Dataset rows about figures:
:::::

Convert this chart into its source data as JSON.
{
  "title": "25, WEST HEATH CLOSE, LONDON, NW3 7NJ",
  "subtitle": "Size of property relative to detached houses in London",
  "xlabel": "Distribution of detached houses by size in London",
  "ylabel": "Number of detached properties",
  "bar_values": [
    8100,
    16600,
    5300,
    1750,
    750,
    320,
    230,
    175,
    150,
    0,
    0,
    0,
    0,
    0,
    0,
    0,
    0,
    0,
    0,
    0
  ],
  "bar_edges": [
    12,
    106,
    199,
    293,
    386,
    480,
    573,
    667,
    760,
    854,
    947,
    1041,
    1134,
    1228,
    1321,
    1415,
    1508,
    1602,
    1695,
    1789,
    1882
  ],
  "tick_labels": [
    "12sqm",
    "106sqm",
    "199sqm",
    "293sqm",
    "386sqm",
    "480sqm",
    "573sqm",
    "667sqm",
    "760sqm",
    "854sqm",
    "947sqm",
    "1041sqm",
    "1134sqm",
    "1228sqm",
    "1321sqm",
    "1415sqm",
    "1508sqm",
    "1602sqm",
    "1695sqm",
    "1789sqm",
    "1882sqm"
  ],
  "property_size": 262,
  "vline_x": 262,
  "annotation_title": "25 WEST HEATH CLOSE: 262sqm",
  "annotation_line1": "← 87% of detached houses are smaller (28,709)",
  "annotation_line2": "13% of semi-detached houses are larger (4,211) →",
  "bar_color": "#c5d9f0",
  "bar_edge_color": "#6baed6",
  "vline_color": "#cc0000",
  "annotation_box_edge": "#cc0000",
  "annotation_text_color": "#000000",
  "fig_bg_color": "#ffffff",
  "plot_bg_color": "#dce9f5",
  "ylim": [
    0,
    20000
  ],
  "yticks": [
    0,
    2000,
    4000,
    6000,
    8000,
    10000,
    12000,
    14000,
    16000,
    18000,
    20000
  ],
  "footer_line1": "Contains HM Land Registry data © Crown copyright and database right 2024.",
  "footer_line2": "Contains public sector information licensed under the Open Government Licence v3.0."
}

:::::

TASK GOAL
Reproduce every line of the material above exactly.

SOLUTION FOR THIS PROBLEM
Convert this chart into its source data as JSON.
{
  "title": "25, WEST HEATH CLOSE, LONDON, NW3 7NJ",
  "subtitle": "Size of property relative to detached houses in London",
  "xlabel": "Distribution of detached houses by size in London",
  "ylabel": "Number of detached properties",
  "bar_values": [
    8100,
    16600,
    5300,
    1750,
    750,
    320,
    230,
    175,
    150,
    0,
    0,
    0,
    0,
    0,
    0,
    0,
    0,
    0,
    0,
    0
  ],
  "bar_edges": [
    12,
    106,
    199,
    293,
    386,
    480,
    573,
    667,
    760,
    854,
    947,
    1041,
    1134,
    1228,
    1321,
    1415,
    1508,
    1602,
    1695,
    1789,
    1882
  ],
  "tick_labels": [
    "12sqm",
    "106sqm",
    "199sqm",
    "293sqm",
    "386sqm",
    "480sqm",
    "573sqm",
    "667sqm",
    "760sqm",
    "854sqm",
    "947sqm",
    "1041sqm",
    "1134sqm",
    "1228sqm",
    "1321sqm",
    "1415sqm",
    "1508sqm",
    "1602sqm",
    "1695sqm",
    "1789sqm",
    "1882sqm"
  ],
  "property_size": 262,
  "vline_x": 262,
  "annotation_title": "25 WEST HEATH CLOSE: 262sqm",
  "annotation_line1": "← 87% of detached houses are smaller (28,709)",
  "annotation_line2": "13% of semi-detached houses are larger (4,211) →",
  "bar_color": "#c5d9f0",
  "bar_edge_color": "#6baed6",
  "vline_color": "#cc0000",
  "annotation_box_edge": "#cc0000",
  "annotation_text_color": "#000000",
  "fig_bg_color": "#ffffff",
  "plot_bg_color": "#dce9f5",
  "ylim": [
    0,
    20000
  ],
  "yticks": [
    0,
    2000,
    4000,
    6000,
    8000,
    10000,
    12000,
    14000,
    16000,
    18000,
    20000
  ],
  "footer_line1": "Contains HM Land Registry data © Crown copyright and database right 2024.",
  "footer_line2": "Contains public sector information licensed under the Open Government Licence v3.0."
}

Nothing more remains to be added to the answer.